**PROBLEM STATEMENT:** Verbatim output of all the material below is required.

Dataset records:
◇ ◇ ◇ ◇ ◇ ◇ ◇

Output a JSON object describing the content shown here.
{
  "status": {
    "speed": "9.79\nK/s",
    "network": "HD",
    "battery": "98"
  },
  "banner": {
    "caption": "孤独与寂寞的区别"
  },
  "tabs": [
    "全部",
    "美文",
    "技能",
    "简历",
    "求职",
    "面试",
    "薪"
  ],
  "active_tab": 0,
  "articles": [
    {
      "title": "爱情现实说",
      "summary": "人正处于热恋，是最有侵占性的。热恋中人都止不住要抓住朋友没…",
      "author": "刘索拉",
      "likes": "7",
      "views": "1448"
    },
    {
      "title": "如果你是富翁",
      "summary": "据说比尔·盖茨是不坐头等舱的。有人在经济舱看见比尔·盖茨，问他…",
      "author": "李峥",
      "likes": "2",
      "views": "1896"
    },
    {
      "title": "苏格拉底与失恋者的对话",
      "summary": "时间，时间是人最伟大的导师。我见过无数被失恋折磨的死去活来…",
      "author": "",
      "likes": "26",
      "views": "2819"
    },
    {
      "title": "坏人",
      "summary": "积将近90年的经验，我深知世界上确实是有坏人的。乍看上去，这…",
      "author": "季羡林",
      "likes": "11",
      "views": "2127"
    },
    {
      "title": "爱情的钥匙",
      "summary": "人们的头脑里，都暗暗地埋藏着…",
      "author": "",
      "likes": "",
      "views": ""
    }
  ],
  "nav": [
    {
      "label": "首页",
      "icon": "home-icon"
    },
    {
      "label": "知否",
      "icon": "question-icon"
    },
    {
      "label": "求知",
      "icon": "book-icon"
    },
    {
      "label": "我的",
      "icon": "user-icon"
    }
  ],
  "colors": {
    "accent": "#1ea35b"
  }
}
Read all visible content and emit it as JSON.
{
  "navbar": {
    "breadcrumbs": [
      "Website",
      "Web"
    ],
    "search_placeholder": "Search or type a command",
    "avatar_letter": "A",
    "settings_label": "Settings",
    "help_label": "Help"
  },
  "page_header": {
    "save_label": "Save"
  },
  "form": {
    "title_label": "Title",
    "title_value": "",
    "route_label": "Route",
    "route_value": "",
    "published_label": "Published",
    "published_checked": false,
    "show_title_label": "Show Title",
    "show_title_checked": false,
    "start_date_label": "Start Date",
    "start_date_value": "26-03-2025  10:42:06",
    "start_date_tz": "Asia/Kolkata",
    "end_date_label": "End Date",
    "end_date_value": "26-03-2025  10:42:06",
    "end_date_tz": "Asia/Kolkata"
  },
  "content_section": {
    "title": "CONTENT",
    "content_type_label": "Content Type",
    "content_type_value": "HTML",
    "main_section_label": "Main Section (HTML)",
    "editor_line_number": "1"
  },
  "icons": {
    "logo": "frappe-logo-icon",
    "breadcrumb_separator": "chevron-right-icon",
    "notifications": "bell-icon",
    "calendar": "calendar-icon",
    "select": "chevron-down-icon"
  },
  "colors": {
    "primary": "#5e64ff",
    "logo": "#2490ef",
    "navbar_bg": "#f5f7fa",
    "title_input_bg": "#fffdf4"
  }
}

◇ ◇ ◇ ◇ ◇ ◇ ◇

**RESPONSE TO THIS EXERCISE:**
Output a JSON object describing the content shown here.
{
  "status": {
    "speed": "9.79\nK/s",
    "network": "HD",
    "battery": "98"
  },
  "banner": {
    "caption": "孤独与寂寞的区别"
  },
  "tabs": [
    "全部",
    "美文",
    "技能",
    "简历",
    "求职",
    "面试",
    "薪"
  ],
  "active_tab": 0,
  "articles": [
    {
      "title": "爱情现实说",
      "summary": "人正处于热恋，是最有侵占性的。热恋中人都止不住要抓住朋友没…",
      "author": "刘索拉",
      "likes": "7",
      "views": "1448"
    },
    {
      "title": "如果你是富翁",
      "summary": "据说比尔·盖茨是不坐头等舱的。有人在经济舱看见比尔·盖茨，问他…",
      "author": "李峥",
      "likes": "2",
      "views": "1896"
    },
    {
      "title": "苏格拉底与失恋者的对话",
      "summary": "时间，时间是人最伟大的导师。我见过无数被失恋折磨的死去活来…",
      "author": "",
      "likes": "26",
      "views": "2819"
    },
    {
      "title": "坏人",
      "summary": "积将近90年的经验，我深知世界上确实是有坏人的。乍看上去，这…",
      "author": "季羡林",
      "likes": "11",
      "views": "2127"
    },
    {
      "title": "爱情的钥匙",
      "summary": "人们的头脑里，都暗暗地埋藏着…",
      "author": "",
      "likes": "",
      "views": ""
    }
  ],
  "nav": [
    {
      "label": "首页",
      "icon": "home-icon"
    },
    {
      "label": "知否",
      "icon": "question-icon"
    },
    {
      "label": "求知",
      "icon": "book-icon"
    },
    {
      "label": "我的",
      "icon": "user-icon"
    }
  ],
  "colors": {
    "accent": "#1ea35b"
  }
}
Read all visible content and emit it as JSON.
{
  "navbar": {
    "breadcrumbs": [
      "Website",
      "Web"
    ],
    "search_placeholder": "Search or type a command",
    "avatar_letter": "A",
    "settings_label": "Settings",
    "help_label": "Help"
  },
  "page_header": {
    "save_label": "Save"
  },
  "form": {
    "title_label": "Title",
    "title_value": "",
    "route_label": "Route",
    "route_value": "",
    "published_label": "Published",
    "published_checked": false,
    "show_title_label": "Show Title",
    "show_title_checked": false,
    "start_date_label": "Start Date",
    "start_date_value": "26-03-2025  10:42:06",
    "start_date_tz": "Asia/Kolkata",
    "end_date_label": "End Date",
    "end_date_value": "26-03-2025  10:42:06",
    "end_date_tz": "Asia/Kolkata"
  },
  "content_section": {
    "title": "CONTENT",
    "content_type_label": "Content Type",
    "content_type_value": "HTML",
    "main_section_label": "Main Section (HTML)",
    "editor_line_number": "1"
  },
  "icons": {
    "logo": "frappe-logo-icon",
    "breadcrumb_separator": "chevron-right-icon",
    "notifications": "bell-icon",
    "calendar": "calendar-icon",
    "select": "chevron-down-icon"
  },
  "colors": {
    "primary": "#5e64ff",
    "logo": "#2490ef",
    "navbar_bg": "#f5f7fa",
    "title_input_bg": "#fffdf4"
  }
}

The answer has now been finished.